**Dataset rows**
______

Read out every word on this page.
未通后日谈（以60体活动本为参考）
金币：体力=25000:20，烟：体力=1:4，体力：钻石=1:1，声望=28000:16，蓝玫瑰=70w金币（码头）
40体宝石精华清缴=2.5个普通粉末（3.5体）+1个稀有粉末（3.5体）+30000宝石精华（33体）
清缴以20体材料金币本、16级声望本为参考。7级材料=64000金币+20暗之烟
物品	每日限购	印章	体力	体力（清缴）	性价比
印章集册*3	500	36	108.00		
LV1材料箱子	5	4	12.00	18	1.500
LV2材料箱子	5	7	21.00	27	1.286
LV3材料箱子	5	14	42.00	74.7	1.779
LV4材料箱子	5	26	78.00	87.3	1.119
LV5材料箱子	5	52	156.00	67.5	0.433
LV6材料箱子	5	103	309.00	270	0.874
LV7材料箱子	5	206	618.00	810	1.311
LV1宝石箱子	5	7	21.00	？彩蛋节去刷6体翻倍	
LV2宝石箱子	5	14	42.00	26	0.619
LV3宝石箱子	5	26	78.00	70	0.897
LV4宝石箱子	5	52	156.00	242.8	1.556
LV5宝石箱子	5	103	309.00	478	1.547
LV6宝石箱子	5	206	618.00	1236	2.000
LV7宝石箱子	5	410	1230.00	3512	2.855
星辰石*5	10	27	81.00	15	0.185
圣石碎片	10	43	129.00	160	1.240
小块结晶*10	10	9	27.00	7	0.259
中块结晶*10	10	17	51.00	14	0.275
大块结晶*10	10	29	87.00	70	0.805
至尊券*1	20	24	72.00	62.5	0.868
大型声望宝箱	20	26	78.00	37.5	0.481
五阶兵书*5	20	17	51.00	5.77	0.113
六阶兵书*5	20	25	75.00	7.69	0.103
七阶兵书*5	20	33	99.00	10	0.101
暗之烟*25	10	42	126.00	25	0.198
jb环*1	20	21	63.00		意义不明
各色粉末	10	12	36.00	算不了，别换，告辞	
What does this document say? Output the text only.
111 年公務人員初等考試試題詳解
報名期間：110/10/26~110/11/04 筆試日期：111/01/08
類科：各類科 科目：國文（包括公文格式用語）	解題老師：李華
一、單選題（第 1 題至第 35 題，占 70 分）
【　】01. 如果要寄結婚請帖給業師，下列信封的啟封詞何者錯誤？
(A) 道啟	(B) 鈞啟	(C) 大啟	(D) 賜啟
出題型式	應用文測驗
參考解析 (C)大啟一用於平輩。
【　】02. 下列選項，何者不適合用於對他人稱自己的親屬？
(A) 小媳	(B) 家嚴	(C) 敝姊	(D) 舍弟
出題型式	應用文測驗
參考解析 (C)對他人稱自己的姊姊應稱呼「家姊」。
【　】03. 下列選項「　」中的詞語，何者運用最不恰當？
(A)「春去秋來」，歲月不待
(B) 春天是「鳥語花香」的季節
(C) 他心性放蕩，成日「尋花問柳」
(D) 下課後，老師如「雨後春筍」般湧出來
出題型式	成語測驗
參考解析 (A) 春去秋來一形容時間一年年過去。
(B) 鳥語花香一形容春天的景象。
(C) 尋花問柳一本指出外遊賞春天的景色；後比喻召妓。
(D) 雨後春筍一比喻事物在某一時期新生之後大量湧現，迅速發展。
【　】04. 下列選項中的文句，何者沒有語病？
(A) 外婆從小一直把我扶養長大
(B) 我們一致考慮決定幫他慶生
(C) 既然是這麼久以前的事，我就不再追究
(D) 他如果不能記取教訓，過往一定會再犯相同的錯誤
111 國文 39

______

**CHALLENGE**
Print out every entry, keeping each one exact.

**TASK RESPONSE**
Read out every word on this page.
未通后日谈（以60体活动本为参考）
金币：体力=25000:20，烟：体力=1:4，体力：钻石=1:1，声望=28000:16，蓝玫瑰=70w金币（码头）
40体宝石精华清缴=2.5个普通粉末（3.5体）+1个稀有粉末（3.5体）+30000宝石精华（33体）
清缴以20体材料金币本、16级声望本为参考。7级材料=64000金币+20暗之烟
物品	每日限购	印章	体力	体力（清缴）	性价比
印章集册*3	500	36	108.00		
LV1材料箱子	5	4	12.00	18	1.500
LV2材料箱子	5	7	21.00	27	1.286
LV3材料箱子	5	14	42.00	74.7	1.779
LV4材料箱子	5	26	78.00	87.3	1.119
LV5材料箱子	5	52	156.00	67.5	0.433
LV6材料箱子	5	103	309.00	270	0.874
LV7材料箱子	5	206	618.00	810	1.311
LV1宝石箱子	5	7	21.00	？彩蛋节去刷6体翻倍	
LV2宝石箱子	5	14	42.00	26	0.619
LV3宝石箱子	5	26	78.00	70	0.897
LV4宝石箱子	5	52	156.00	242.8	1.556
LV5宝石箱子	5	103	309.00	478	1.547
LV6宝石箱子	5	206	618.00	1236	2.000
LV7宝石箱子	5	410	1230.00	3512	2.855
星辰石*5	10	27	81.00	15	0.185
圣石碎片	10	43	129.00	160	1.240
小块结晶*10	10	9	27.00	7	0.259
中块结晶*10	10	17	51.00	14	0.275
大块结晶*10	10	29	87.00	70	0.805
至尊券*1	20	24	72.00	62.5	0.868
大型声望宝箱	20	26	78.00	37.5	0.481
五阶兵书*5	20	17	51.00	5.77	0.113
六阶兵书*5	20	25	75.00	7.69	0.103
七阶兵书*5	20	33	99.00	10	0.101
暗之烟*25	10	42	126.00	25	0.198
jb环*1	20	21	63.00		意义不明
各色粉末	10	12	36.00	算不了，别换，告辞	
What does this document say? Output the text only.
111 年公務人員初等考試試題詳解
報名期間：110/10/26~110/11/04 筆試日期：111/01/08
類科：各類科 科目：國文（包括公文格式用語）	解題老師：李華
一、單選題（第 1 題至第 35 題，占 70 分）
【　】01. 如果要寄結婚請帖給業師，下列信封的啟封詞何者錯誤？
(A) 道啟	(B) 鈞啟	(C) 大啟	(D) 賜啟
出題型式	應用文測驗
參考解析 (C)大啟一用於平輩。
【　】02. 下列選項，何者不適合用於對他人稱自己的親屬？
(A) 小媳	(B) 家嚴	(C) 敝姊	(D) 舍弟
出題型式	應用文測驗
參考解析 (C)對他人稱自己的姊姊應稱呼「家姊」。
【　】03. 下列選項「　」中的詞語，何者運用最不恰當？
(A)「春去秋來」，歲月不待
(B) 春天是「鳥語花香」的季節
(C) 他心性放蕩，成日「尋花問柳」
(D) 下課後，老師如「雨後春筍」般湧出來
出題型式	成語測驗
參考解析 (A) 春去秋來一形容時間一年年過去。
(B) 鳥語花香一形容春天的景象。
(C) 尋花問柳一本指出外遊賞春天的景色；後比喻召妓。
(D) 雨後春筍一比喻事物在某一時期新生之後大量湧現，迅速發展。
【　】04. 下列選項中的文句，何者沒有語病？
(A) 外婆從小一直把我扶養長大
(B) 我們一致考慮決定幫他慶生
(C) 既然是這麼久以前的事，我就不再追究
(D) 他如果不能記取教訓，過往一定會再犯相同的錯誤
111 國文 39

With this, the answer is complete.